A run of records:
━━━━━━━━━━━━━━━━

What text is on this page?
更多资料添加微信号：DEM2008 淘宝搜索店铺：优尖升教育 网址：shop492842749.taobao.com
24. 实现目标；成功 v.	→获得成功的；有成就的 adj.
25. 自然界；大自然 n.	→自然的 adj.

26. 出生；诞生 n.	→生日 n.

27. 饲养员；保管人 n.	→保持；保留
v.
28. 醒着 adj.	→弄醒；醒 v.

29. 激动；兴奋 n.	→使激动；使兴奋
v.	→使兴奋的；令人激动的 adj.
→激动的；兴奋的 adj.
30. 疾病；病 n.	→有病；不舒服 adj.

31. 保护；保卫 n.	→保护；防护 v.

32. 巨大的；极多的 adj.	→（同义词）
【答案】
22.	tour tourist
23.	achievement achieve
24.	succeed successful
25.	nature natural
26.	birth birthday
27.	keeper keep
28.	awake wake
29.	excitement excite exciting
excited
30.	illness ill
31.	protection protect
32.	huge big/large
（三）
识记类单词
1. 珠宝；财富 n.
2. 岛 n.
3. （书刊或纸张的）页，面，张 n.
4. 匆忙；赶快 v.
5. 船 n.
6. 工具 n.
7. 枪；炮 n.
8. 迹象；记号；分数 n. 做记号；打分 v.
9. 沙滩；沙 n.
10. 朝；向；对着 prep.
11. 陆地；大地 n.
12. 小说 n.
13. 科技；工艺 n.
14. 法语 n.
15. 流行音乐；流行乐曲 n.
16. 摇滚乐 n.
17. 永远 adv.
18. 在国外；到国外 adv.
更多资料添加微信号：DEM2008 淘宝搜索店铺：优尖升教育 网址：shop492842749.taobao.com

━━━━━━━━━━━━━━━━

Restate the data above word for word.

### Correct answer
What text is on this page?
更多资料添加微信号：DEM2008 淘宝搜索店铺：优尖升教育 网址：shop492842749.taobao.com
24. 实现目标；成功 v.	→获得成功的；有成就的 adj.
25. 自然界；大自然 n.	→自然的 adj.

26. 出生；诞生 n.	→生日 n.

27. 饲养员；保管人 n.	→保持；保留
v.
28. 醒着 adj.	→弄醒；醒 v.

29. 激动；兴奋 n.	→使激动；使兴奋
v.	→使兴奋的；令人激动的 adj.
→激动的；兴奋的 adj.
30. 疾病；病 n.	→有病；不舒服 adj.

31. 保护；保卫 n.	→保护；防护 v.

32. 巨大的；极多的 adj.	→（同义词）
【答案】
22.	tour tourist
23.	achievement achieve
24.	succeed successful
25.	nature natural
26.	birth birthday
27.	keeper keep
28.	awake wake
29.	excitement excite exciting
excited
30.	illness ill
31.	protection protect
32.	huge big/large
（三）
识记类单词
1. 珠宝；财富 n.
2. 岛 n.
3. （书刊或纸张的）页，面，张 n.
4. 匆忙；赶快 v.
5. 船 n.
6. 工具 n.
7. 枪；炮 n.
8. 迹象；记号；分数 n. 做记号；打分 v.
9. 沙滩；沙 n.
10. 朝；向；对着 prep.
11. 陆地；大地 n.
12. 小说 n.
13. 科技；工艺 n.
14. 法语 n.
15. 流行音乐；流行乐曲 n.
16. 摇滚乐 n.
17. 永远 adv.
18. 在国外；到国外 adv.
更多资料添加微信号：DEM2008 淘宝搜索店铺：优尖升教育 网址：shop492842749.taobao.com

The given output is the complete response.